--- start The data ---
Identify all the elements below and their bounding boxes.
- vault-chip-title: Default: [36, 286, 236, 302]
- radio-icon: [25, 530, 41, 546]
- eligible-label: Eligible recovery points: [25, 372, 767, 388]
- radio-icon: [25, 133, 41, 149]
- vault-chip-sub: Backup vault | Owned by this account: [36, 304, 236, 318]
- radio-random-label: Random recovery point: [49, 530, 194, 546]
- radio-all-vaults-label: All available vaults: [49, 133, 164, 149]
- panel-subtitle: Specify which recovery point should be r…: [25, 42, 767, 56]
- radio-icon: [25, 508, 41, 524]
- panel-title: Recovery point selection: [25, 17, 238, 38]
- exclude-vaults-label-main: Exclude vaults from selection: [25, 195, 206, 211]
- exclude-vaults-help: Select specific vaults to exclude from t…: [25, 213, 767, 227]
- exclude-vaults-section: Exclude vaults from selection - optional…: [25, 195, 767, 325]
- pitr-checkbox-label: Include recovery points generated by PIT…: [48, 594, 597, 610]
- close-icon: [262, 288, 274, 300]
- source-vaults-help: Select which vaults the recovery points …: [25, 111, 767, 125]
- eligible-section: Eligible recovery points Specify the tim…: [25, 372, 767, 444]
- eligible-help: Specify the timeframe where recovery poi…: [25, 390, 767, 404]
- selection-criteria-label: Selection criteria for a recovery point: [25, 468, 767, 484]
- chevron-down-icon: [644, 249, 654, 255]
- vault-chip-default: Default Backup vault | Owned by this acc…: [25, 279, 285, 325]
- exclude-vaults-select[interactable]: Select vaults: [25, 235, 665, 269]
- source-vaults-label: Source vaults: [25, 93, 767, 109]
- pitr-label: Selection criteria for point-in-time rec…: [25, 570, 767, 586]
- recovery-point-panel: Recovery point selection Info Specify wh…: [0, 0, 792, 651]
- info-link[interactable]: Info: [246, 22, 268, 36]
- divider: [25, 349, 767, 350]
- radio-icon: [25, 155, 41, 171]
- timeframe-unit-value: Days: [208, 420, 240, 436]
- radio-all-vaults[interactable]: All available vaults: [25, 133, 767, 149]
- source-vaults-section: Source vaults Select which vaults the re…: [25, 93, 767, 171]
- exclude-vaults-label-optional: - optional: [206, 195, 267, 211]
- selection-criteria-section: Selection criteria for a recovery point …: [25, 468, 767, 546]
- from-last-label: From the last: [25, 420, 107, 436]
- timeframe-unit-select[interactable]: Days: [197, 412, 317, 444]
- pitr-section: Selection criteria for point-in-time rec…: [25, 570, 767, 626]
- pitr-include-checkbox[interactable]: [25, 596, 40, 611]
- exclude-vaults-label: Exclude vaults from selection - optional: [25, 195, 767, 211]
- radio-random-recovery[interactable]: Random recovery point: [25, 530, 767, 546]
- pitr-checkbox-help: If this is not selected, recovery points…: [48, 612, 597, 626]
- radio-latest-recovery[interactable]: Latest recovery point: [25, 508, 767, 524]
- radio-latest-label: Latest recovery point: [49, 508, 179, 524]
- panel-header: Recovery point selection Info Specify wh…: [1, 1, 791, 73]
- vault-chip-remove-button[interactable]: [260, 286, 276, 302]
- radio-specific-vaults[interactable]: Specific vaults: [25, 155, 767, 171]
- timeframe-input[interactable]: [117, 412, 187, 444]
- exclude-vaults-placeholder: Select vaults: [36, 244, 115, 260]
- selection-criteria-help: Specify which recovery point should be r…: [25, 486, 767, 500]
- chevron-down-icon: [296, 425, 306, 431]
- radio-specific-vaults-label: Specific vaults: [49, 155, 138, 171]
--- end The data ---
* **Work required**: Can you retype the material above unchanged, from its first line through the line containing "- radio-all-vaults-label: All", with both of those lines included?

* **Written answer**:
Identify all the elements below and their bounding boxes.
- vault-chip-title: Default: [36, 286, 236, 302]
- radio-icon: [25, 530, 41, 546]
- eligible-label: Eligible recovery points: [25, 372, 767, 388]
- radio-icon: [25, 133, 41, 149]
- vault-chip-sub: Backup vault | Owned by this account: [36, 304, 236, 318]
- radio-random-label: Random recovery point: [49, 530, 194, 546]
- radio-all-vaults-label: All available vaults: [49, 133, 164, 149]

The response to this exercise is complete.